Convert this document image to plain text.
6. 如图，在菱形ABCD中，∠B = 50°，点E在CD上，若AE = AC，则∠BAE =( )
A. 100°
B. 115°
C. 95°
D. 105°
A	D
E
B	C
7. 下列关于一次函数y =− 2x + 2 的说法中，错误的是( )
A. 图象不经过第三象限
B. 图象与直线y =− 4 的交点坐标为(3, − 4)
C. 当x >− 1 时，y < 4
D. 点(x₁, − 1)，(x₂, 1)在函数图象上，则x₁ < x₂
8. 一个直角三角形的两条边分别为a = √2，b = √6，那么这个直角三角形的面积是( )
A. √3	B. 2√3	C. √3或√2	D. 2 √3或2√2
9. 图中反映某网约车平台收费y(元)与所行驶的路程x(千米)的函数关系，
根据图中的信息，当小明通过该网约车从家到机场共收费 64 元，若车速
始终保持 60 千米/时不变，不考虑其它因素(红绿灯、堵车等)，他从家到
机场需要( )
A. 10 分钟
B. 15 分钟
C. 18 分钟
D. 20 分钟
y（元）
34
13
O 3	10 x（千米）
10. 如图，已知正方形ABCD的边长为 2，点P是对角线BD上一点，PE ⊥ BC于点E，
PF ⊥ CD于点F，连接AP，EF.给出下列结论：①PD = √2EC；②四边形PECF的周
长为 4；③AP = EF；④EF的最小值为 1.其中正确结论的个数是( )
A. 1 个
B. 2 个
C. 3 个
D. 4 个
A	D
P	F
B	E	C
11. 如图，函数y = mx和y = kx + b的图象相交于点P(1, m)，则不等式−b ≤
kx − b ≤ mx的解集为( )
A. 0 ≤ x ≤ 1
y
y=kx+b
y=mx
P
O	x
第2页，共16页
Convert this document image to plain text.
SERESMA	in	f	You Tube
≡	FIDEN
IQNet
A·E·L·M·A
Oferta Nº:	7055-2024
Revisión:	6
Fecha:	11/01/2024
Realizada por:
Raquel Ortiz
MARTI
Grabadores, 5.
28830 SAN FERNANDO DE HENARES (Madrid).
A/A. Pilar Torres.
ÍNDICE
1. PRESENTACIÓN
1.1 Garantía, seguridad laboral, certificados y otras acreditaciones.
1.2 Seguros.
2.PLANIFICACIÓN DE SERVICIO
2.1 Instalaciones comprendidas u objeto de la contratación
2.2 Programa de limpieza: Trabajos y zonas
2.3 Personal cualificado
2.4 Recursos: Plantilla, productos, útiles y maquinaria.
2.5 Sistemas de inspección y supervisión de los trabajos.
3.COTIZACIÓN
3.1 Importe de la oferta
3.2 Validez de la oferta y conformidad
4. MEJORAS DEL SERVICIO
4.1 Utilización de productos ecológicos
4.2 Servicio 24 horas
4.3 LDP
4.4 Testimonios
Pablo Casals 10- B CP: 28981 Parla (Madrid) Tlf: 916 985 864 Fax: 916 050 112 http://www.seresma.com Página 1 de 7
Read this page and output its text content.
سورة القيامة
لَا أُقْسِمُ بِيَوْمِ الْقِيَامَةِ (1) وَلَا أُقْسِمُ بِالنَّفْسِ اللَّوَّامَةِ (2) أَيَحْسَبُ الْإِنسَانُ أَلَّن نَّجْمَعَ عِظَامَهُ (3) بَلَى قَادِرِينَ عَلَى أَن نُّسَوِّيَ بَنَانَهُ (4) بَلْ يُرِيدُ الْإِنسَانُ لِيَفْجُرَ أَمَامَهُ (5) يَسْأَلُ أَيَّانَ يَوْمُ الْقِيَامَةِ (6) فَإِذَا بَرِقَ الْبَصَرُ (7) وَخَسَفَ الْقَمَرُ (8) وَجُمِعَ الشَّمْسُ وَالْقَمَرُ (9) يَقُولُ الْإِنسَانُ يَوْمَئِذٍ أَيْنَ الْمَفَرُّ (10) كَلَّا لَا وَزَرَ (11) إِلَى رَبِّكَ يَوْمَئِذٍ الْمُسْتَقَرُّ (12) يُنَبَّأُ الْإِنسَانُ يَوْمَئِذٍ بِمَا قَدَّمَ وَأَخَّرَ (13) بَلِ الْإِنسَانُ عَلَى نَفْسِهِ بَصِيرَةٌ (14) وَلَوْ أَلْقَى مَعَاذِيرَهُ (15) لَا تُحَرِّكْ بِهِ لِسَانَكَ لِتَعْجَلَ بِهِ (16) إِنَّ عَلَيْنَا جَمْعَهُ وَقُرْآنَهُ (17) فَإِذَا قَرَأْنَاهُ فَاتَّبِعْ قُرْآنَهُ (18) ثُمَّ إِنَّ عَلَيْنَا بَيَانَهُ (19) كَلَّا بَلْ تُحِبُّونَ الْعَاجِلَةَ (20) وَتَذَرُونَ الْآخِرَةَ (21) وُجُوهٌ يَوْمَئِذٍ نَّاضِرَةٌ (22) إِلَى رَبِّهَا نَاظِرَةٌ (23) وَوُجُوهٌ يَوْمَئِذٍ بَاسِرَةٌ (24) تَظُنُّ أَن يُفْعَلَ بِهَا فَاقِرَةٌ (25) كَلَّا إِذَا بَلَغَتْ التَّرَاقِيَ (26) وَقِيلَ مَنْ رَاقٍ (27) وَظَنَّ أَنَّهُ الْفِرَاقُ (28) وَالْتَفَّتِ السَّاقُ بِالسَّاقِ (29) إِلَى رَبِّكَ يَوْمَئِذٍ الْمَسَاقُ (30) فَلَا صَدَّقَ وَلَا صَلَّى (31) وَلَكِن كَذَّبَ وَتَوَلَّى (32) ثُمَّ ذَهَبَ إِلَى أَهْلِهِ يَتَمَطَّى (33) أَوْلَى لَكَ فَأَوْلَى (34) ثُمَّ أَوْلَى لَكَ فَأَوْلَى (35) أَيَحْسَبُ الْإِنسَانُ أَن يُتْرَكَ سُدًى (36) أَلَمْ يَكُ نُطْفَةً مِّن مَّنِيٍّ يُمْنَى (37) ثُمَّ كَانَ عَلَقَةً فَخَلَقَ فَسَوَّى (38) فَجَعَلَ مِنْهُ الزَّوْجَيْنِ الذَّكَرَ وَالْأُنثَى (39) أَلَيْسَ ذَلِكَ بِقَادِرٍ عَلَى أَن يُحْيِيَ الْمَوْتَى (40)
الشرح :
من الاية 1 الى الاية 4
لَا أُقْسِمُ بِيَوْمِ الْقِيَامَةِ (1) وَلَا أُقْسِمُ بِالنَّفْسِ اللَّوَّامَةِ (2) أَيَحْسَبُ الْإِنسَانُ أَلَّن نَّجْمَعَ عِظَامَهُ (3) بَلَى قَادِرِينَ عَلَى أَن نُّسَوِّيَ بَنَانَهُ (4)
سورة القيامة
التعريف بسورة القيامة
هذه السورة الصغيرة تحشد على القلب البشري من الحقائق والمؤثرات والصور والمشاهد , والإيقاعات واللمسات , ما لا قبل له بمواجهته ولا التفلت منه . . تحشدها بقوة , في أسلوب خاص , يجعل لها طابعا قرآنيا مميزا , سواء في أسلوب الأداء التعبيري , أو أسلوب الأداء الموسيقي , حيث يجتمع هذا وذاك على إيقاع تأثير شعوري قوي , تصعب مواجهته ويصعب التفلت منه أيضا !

⁂

### Work to be completed
Pick each line holding the word "productos" out of the listing.

### Full solution
2.4 Recursos: Plantilla, productos, útiles y maquinaria.
4.1 Utilización de productos ecológicos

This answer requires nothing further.